• **Supplied material**:
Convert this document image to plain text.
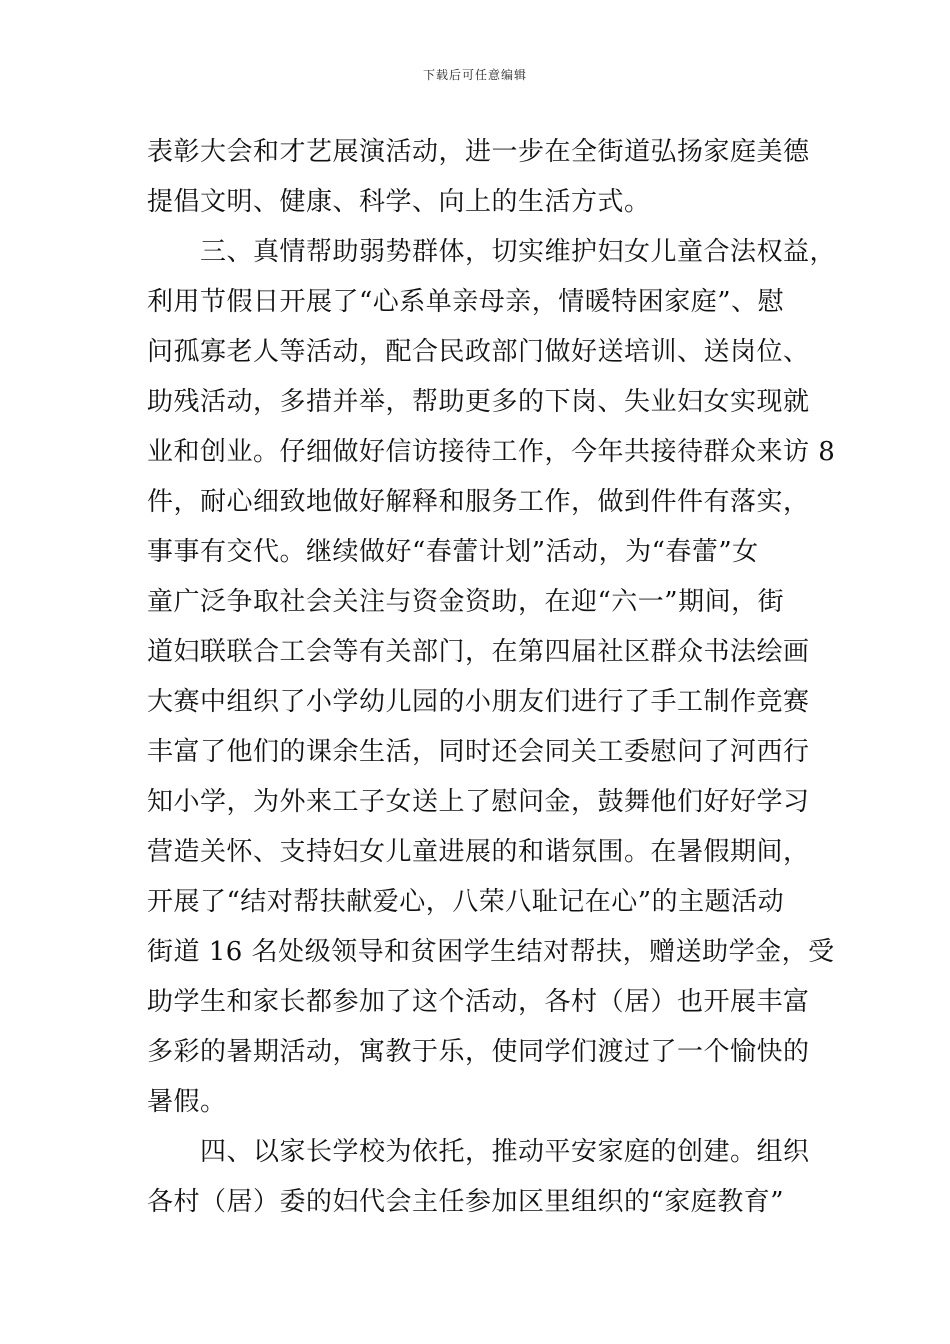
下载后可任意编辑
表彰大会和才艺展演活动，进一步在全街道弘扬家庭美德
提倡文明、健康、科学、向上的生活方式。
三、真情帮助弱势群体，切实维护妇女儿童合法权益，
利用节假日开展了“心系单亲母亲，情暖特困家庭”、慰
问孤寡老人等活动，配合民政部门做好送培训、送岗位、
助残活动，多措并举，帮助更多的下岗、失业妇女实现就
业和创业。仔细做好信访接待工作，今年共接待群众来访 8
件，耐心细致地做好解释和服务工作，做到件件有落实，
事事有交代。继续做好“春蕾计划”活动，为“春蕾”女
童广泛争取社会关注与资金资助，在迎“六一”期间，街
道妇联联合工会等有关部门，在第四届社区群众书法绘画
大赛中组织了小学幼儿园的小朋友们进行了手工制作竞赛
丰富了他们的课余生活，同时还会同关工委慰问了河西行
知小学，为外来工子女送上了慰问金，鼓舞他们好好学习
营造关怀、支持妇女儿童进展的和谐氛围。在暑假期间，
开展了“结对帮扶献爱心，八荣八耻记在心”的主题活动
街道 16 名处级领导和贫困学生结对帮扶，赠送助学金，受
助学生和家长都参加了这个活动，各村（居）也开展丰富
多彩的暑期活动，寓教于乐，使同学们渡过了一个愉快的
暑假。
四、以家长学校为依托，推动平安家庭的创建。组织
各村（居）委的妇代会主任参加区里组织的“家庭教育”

• **What is expected**:
Retype the whole listing, keeping every line identical and omitting all pictures.

• **Solution to this exercise**:
Convert this document image to plain text.
下载后可任意编辑
表彰大会和才艺展演活动，进一步在全街道弘扬家庭美德
提倡文明、健康、科学、向上的生活方式。
三、真情帮助弱势群体，切实维护妇女儿童合法权益，
利用节假日开展了“心系单亲母亲，情暖特困家庭”、慰
问孤寡老人等活动，配合民政部门做好送培训、送岗位、
助残活动，多措并举，帮助更多的下岗、失业妇女实现就
业和创业。仔细做好信访接待工作，今年共接待群众来访 8
件，耐心细致地做好解释和服务工作，做到件件有落实，
事事有交代。继续做好“春蕾计划”活动，为“春蕾”女
童广泛争取社会关注与资金资助，在迎“六一”期间，街
道妇联联合工会等有关部门，在第四届社区群众书法绘画
大赛中组织了小学幼儿园的小朋友们进行了手工制作竞赛
丰富了他们的课余生活，同时还会同关工委慰问了河西行
知小学，为外来工子女送上了慰问金，鼓舞他们好好学习
营造关怀、支持妇女儿童进展的和谐氛围。在暑假期间，
开展了“结对帮扶献爱心，八荣八耻记在心”的主题活动
街道 16 名处级领导和贫困学生结对帮扶，赠送助学金，受
助学生和家长都参加了这个活动，各村（居）也开展丰富
多彩的暑期活动，寓教于乐，使同学们渡过了一个愉快的
暑假。
四、以家长学校为依托，推动平安家庭的创建。组织
各村（居）委的妇代会主任参加区里组织的“家庭教育”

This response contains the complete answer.